◆ AIM ◆
Images appear in the records below; leave them out and repeat everything else exactly.

begin PROVIDED DATA

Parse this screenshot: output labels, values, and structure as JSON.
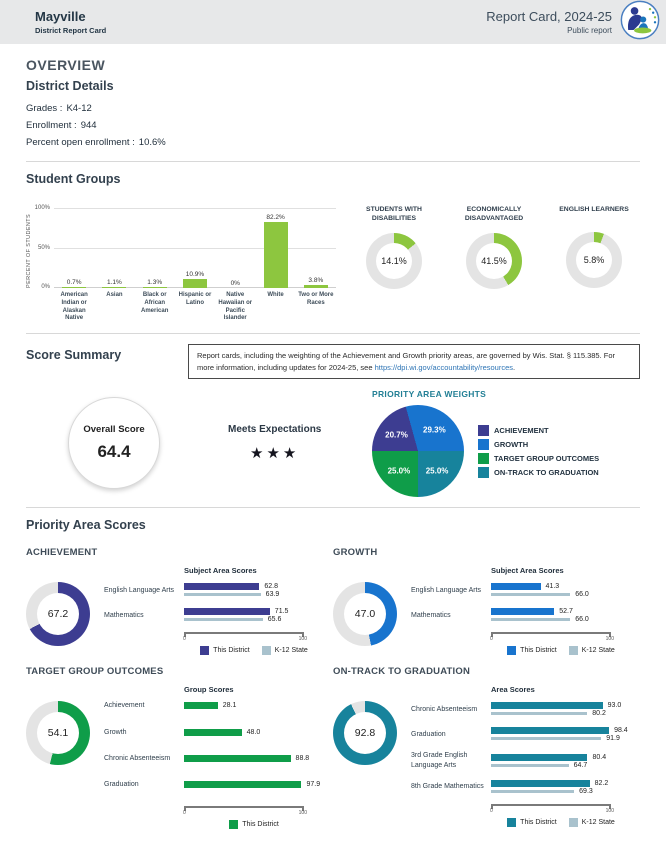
{
  "header": {
    "district_name": "Mayville",
    "subtitle": "District Report Card",
    "report_title": "Report Card, 2024-25",
    "report_type": "Public report"
  },
  "overview": {
    "title": "OVERVIEW",
    "district_details": {
      "title": "District Details",
      "rows": [
        {
          "label": "Grades :",
          "value": "K4-12"
        },
        {
          "label": "Enrollment :",
          "value": "944"
        },
        {
          "label": "Percent open enrollment :",
          "value": "10.6%"
        }
      ]
    }
  },
  "student_groups": {
    "title": "Student Groups"
  },
  "score_summary": {
    "title": "Score Summary",
    "note_text": "Report cards, including the weighting of the Achievement and Growth priority areas, are governed by Wis. Stat. § 115.385. For more information, including updates for 2024-25, see ",
    "note_link": "https://dpi.wi.gov/accountability/resources",
    "note_period": ".",
    "overall_score_label": "Overall Score",
    "overall_score": "64.4",
    "rating_label": "Meets Expectations",
    "rating_stars": "★★★"
  },
  "priority_areas": {
    "title": "Priority Area Scores"
  },
  "colors": {
    "achievement": "#3d3d91",
    "growth": "#1874ce",
    "target_group": "#0f9d49",
    "on_track": "#17839c",
    "student_groups_green": "#8dc63f",
    "state_bar": "#a9c2cd",
    "donut_track": "#e4e4e4",
    "link_blue": "#2d74b5"
  },
  "chart_data": [
    {
      "id": "student_groups_bar",
      "type": "bar",
      "title": "Student Groups",
      "ylabel": "PERCENT OF STUDENTS",
      "ylim": [
        0,
        100
      ],
      "yticks": [
        "0%",
        "50%",
        "100%"
      ],
      "categories": [
        "American Indian or Alaskan Native",
        "Asian",
        "Black or African American",
        "Hispanic or Latino",
        "Native Hawaiian or Pacific Islander",
        "White",
        "Two or More Races"
      ],
      "values": [
        0.7,
        1.1,
        1.3,
        10.9,
        0,
        82.2,
        3.8
      ],
      "value_labels": [
        "0.7%",
        "1.1%",
        "1.3%",
        "10.9%",
        "0%",
        "82.2%",
        "3.8%"
      ],
      "bar_color": "#8dc63f",
      "grid": true
    },
    {
      "id": "students_with_disabilities",
      "type": "donut",
      "title": "STUDENTS WITH DISABILITIES",
      "value": 14.1,
      "display": "14.1%",
      "color": "#8dc63f"
    },
    {
      "id": "economically_disadvantaged",
      "type": "donut",
      "title": "ECONOMICALLY DISADVANTAGED",
      "value": 41.5,
      "display": "41.5%",
      "color": "#8dc63f"
    },
    {
      "id": "english_learners",
      "type": "donut",
      "title": "ENGLISH LEARNERS",
      "value": 5.8,
      "display": "5.8%",
      "color": "#8dc63f"
    },
    {
      "id": "priority_area_weights",
      "type": "pie",
      "title": "PRIORITY AREA WEIGHTS",
      "legend_position": "right",
      "slices": [
        {
          "label": "ACHIEVEMENT",
          "value": 20.7,
          "display": "20.7%",
          "color": "#3d3d91"
        },
        {
          "label": "GROWTH",
          "value": 29.3,
          "display": "29.3%",
          "color": "#1874ce"
        },
        {
          "label": "TARGET GROUP OUTCOMES",
          "value": 25.0,
          "display": "25.0%",
          "color": "#0f9d49"
        },
        {
          "label": "ON-TRACK TO GRADUATION",
          "value": 25.0,
          "display": "25.0%",
          "color": "#17839c"
        }
      ]
    },
    {
      "id": "achievement",
      "type": "bar",
      "orientation": "horizontal",
      "title": "ACHIEVEMENT",
      "score": "67.2",
      "score_value": 67.2,
      "color": "#3d3d91",
      "chart_title": "Subject Area Scores",
      "xlim": [
        0,
        100
      ],
      "xticks": [
        "0",
        "100"
      ],
      "rows": [
        {
          "label": "English Language Arts",
          "district": 62.8,
          "state": 63.9
        },
        {
          "label": "Mathematics",
          "district": 71.5,
          "state": 65.6
        }
      ],
      "legend": [
        "This District",
        "K-12 State"
      ]
    },
    {
      "id": "growth",
      "type": "bar",
      "orientation": "horizontal",
      "title": "GROWTH",
      "score": "47.0",
      "score_value": 47.0,
      "color": "#1874ce",
      "chart_title": "Subject Area Scores",
      "xlim": [
        0,
        100
      ],
      "xticks": [
        "0",
        "100"
      ],
      "rows": [
        {
          "label": "English Language Arts",
          "district": 41.3,
          "state": 66.0
        },
        {
          "label": "Mathematics",
          "district": 52.7,
          "state": 66.0
        }
      ],
      "legend": [
        "This District",
        "K-12 State"
      ]
    },
    {
      "id": "target_group_outcomes",
      "type": "bar",
      "orientation": "horizontal",
      "title": "TARGET GROUP OUTCOMES",
      "score": "54.1",
      "score_value": 54.1,
      "color": "#0f9d49",
      "chart_title": "Group Scores",
      "xlim": [
        0,
        100
      ],
      "xticks": [
        "0",
        "100"
      ],
      "rows": [
        {
          "label": "Achievement",
          "district": 28.1
        },
        {
          "label": "Growth",
          "district": 48.0
        },
        {
          "label": "Chronic Absenteeism",
          "district": 88.8
        },
        {
          "label": "Graduation",
          "district": 97.9
        }
      ],
      "legend": [
        "This District"
      ]
    },
    {
      "id": "on_track_to_graduation",
      "type": "bar",
      "orientation": "horizontal",
      "title": "ON-TRACK TO GRADUATION",
      "score": "92.8",
      "score_value": 92.8,
      "color": "#17839c",
      "chart_title": "Area Scores",
      "xlim": [
        0,
        100
      ],
      "xticks": [
        "0",
        "100"
      ],
      "rows": [
        {
          "label": "Chronic Absenteeism",
          "district": 93.0,
          "state": 80.2
        },
        {
          "label": "Graduation",
          "district": 98.4,
          "state": 91.9
        },
        {
          "label": "3rd Grade English Language Arts",
          "district": 80.4,
          "state": 64.7
        },
        {
          "label": "8th Grade Mathematics",
          "district": 82.2,
          "state": 69.3
        }
      ],
      "legend": [
        "This District",
        "K-12 State"
      ]
    }
  ]
}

end PROVIDED DATA

◆ RESULT BELOW ◆
Parse this screenshot: output labels, values, and structure as JSON.
{
  "header": {
    "district_name": "Mayville",
    "subtitle": "District Report Card",
    "report_title": "Report Card, 2024-25",
    "report_type": "Public report"
  },
  "overview": {
    "title": "OVERVIEW",
    "district_details": {
      "title": "District Details",
      "rows": [
        {
          "label": "Grades :",
          "value": "K4-12"
        },
        {
          "label": "Enrollment :",
          "value": "944"
        },
        {
          "label": "Percent open enrollment :",
          "value": "10.6%"
        }
      ]
    }
  },
  "student_groups": {
    "title": "Student Groups"
  },
  "score_summary": {
    "title": "Score Summary",
    "note_text": "Report cards, including the weighting of the Achievement and Growth priority areas, are governed by Wis. Stat. § 115.385. For more information, including updates for 2024-25, see ",
    "note_link": "https://dpi.wi.gov/accountability/resources",
    "note_period": ".",
    "overall_score_label": "Overall Score",
    "overall_score": "64.4",
    "rating_label": "Meets Expectations",
    "rating_stars": "★★★"
  },
  "priority_areas": {
    "title": "Priority Area Scores"
  },
  "colors": {
    "achievement": "#3d3d91",
    "growth": "#1874ce",
    "target_group": "#0f9d49",
    "on_track": "#17839c",
    "student_groups_green": "#8dc63f",
    "state_bar": "#a9c2cd",
    "donut_track": "#e4e4e4",
    "link_blue": "#2d74b5"
  },
  "chart_data": [
    {
      "id": "student_groups_bar",
      "type": "bar",
      "title": "Student Groups",
      "ylabel": "PERCENT OF STUDENTS",
      "ylim": [
        0,
        100
      ],
      "yticks": [
        "0%",
        "50%",
        "100%"
      ],
      "categories": [
        "American Indian or Alaskan Native",
        "Asian",
        "Black or African American",
        "Hispanic or Latino",
        "Native Hawaiian or Pacific Islander",
        "White",
        "Two or More Races"
      ],
      "values": [
        0.7,
        1.1,
        1.3,
        10.9,
        0,
        82.2,
        3.8
      ],
      "value_labels": [
        "0.7%",
        "1.1%",
        "1.3%",
        "10.9%",
        "0%",
        "82.2%",
        "3.8%"
      ],
      "bar_color": "#8dc63f",
      "grid": true
    },
    {
      "id": "students_with_disabilities",
      "type": "donut",
      "title": "STUDENTS WITH DISABILITIES",
      "value": 14.1,
      "display": "14.1%",
      "color": "#8dc63f"
    },
    {
      "id": "economically_disadvantaged",
      "type": "donut",
      "title": "ECONOMICALLY DISADVANTAGED",
      "value": 41.5,
      "display": "41.5%",
      "color": "#8dc63f"
    },
    {
      "id": "english_learners",
      "type": "donut",
      "title": "ENGLISH LEARNERS",
      "value": 5.8,
      "display": "5.8%",
      "color": "#8dc63f"
    },
    {
      "id": "priority_area_weights",
      "type": "pie",
      "title": "PRIORITY AREA WEIGHTS",
      "legend_position": "right",
      "slices": [
        {
          "label": "ACHIEVEMENT",
          "value": 20.7,
          "display": "20.7%",
          "color": "#3d3d91"
        },
        {
          "label": "GROWTH",
          "value": 29.3,
          "display": "29.3%",
          "color": "#1874ce"
        },
        {
          "label": "TARGET GROUP OUTCOMES",
          "value": 25.0,
          "display": "25.0%",
          "color": "#0f9d49"
        },
        {
          "label": "ON-TRACK TO GRADUATION",
          "value": 25.0,
          "display": "25.0%",
          "color": "#17839c"
        }
      ]
    },
    {
      "id": "achievement",
      "type": "bar",
      "orientation": "horizontal",
      "title": "ACHIEVEMENT",
      "score": "67.2",
      "score_value": 67.2,
      "color": "#3d3d91",
      "chart_title": "Subject Area Scores",
      "xlim": [
        0,
        100
      ],
      "xticks": [
        "0",
        "100"
      ],
      "rows": [
        {
          "label": "English Language Arts",
          "district": 62.8,
          "state": 63.9
        },
        {
          "label": "Mathematics",
          "district": 71.5,
          "state": 65.6
        }
      ],
      "legend": [
        "This District",
        "K-12 State"
      ]
    },
    {
      "id": "growth",
      "type": "bar",
      "orientation": "horizontal",
      "title": "GROWTH",
      "score": "47.0",
      "score_value": 47.0,
      "color": "#1874ce",
      "chart_title": "Subject Area Scores",
      "xlim": [
        0,
        100
      ],
      "xticks": [
        "0",
        "100"
      ],
      "rows": [
        {
          "label": "English Language Arts",
          "district": 41.3,
          "state": 66.0
        },
        {
          "label": "Mathematics",
          "district": 52.7,
          "state": 66.0
        }
      ],
      "legend": [
        "This District",
        "K-12 State"
      ]
    },
    {
      "id": "target_group_outcomes",
      "type": "bar",
      "orientation": "horizontal",
      "title": "TARGET GROUP OUTCOMES",
      "score": "54.1",
      "score_value": 54.1,
      "color": "#0f9d49",
      "chart_title": "Group Scores",
      "xlim": [
        0,
        100
      ],
      "xticks": [
        "0",
        "100"
      ],
      "rows": [
        {
          "label": "Achievement",
          "district": 28.1
        },
        {
          "label": "Growth",
          "district": 48.0
        },
        {
          "label": "Chronic Absenteeism",
          "district": 88.8
        },
        {
          "label": "Graduation",
          "district": 97.9
        }
      ],
      "legend": [
        "This District"
      ]
    },
    {
      "id": "on_track_to_graduation",
      "type": "bar",
      "orientation": "horizontal",
      "title": "ON-TRACK TO GRADUATION",
      "score": "92.8",
      "score_value": 92.8,
      "color": "#17839c",
      "chart_title": "Area Scores",
      "xlim": [
        0,
        100
      ],
      "xticks": [
        "0",
        "100"
      ],
      "rows": [
        {
          "label": "Chronic Absenteeism",
          "district": 93.0,
          "state": 80.2
        },
        {
          "label": "Graduation",
          "district": 98.4,
          "state": 91.9
        },
        {
          "label": "3rd Grade English Language Arts",
          "district": 80.4,
          "state": 64.7
        },
        {
          "label": "8th Grade Mathematics",
          "district": 82.2,
          "state": 69.3
        }
      ],
      "legend": [
        "This District",
        "K-12 State"
      ]
    }
  ]
}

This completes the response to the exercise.